* _PROBLEM REQUIREMENTS_: Report every line of the listing below that includes the string "bamboo", copying each such line in full. Uppercase and lowercase count as different.

* _GIVEN INFORMATION_:
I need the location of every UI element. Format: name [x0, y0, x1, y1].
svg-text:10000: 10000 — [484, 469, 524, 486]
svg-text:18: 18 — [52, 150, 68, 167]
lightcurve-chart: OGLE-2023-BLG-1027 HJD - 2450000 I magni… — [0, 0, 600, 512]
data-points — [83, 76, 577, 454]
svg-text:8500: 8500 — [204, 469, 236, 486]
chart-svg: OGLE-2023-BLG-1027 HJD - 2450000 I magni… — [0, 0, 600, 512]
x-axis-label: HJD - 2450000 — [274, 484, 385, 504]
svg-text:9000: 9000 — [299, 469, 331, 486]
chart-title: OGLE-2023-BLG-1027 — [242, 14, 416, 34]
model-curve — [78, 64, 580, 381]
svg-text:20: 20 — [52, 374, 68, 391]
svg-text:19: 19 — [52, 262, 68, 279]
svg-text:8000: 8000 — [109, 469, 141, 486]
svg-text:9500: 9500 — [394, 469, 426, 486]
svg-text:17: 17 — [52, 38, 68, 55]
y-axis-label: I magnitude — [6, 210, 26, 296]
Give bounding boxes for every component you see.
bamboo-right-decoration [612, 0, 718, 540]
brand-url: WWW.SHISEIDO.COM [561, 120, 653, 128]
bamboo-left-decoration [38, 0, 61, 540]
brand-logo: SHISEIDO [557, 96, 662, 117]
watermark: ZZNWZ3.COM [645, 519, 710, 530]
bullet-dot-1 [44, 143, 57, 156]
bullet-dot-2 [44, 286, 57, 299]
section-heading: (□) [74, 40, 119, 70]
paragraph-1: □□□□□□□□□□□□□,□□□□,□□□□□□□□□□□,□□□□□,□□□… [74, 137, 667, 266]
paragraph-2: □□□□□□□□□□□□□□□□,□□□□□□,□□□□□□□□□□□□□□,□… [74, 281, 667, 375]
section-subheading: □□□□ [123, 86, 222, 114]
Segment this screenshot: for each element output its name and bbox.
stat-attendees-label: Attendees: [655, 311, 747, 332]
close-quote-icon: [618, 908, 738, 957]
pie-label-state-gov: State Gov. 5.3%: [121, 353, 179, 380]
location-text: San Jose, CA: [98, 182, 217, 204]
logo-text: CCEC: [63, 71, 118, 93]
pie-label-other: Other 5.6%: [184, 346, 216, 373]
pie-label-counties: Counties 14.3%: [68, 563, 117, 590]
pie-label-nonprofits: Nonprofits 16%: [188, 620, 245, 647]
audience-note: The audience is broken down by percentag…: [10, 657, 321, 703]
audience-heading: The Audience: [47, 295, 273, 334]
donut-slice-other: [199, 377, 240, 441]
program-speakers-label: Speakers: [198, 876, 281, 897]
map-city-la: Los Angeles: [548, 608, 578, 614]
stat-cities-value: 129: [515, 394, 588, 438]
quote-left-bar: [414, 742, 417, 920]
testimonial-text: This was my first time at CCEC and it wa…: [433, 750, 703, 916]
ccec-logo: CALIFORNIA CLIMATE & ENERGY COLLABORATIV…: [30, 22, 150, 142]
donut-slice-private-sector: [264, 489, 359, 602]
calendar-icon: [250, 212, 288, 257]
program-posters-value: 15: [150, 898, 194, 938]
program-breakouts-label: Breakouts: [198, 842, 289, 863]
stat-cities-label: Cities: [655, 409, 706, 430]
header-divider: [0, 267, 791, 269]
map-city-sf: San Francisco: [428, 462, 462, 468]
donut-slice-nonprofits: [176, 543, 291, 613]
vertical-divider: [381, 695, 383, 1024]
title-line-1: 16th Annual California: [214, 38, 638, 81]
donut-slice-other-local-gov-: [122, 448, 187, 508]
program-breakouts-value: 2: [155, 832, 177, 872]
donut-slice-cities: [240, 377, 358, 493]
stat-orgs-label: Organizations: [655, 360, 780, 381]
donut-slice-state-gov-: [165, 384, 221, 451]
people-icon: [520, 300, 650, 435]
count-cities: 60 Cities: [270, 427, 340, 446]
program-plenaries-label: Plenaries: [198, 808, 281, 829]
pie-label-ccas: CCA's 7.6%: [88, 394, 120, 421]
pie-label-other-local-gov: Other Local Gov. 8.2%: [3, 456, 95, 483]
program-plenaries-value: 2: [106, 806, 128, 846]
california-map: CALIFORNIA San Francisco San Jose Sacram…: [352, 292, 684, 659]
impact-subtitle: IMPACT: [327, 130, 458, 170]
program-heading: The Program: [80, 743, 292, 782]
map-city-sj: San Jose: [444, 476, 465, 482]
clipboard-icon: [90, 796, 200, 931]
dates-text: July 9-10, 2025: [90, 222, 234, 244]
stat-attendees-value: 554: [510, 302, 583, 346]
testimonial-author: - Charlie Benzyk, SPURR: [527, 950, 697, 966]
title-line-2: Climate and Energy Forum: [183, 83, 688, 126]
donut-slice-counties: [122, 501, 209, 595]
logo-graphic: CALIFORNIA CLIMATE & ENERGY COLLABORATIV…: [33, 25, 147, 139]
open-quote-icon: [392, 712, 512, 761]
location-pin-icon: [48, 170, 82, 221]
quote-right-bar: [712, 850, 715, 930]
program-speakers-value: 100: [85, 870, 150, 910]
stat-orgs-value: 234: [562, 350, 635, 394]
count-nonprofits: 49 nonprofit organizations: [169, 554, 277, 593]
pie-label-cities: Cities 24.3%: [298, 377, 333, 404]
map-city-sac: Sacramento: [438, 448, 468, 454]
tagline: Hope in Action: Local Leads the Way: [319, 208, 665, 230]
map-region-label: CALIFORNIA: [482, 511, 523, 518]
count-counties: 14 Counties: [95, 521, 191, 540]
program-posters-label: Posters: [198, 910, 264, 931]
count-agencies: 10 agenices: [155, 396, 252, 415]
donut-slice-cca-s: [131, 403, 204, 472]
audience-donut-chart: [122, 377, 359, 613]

* _THE OUTPUT_:
bamboo-right-decoration [612, 0, 718, 540]
bamboo-left-decoration [38, 0, 61, 540]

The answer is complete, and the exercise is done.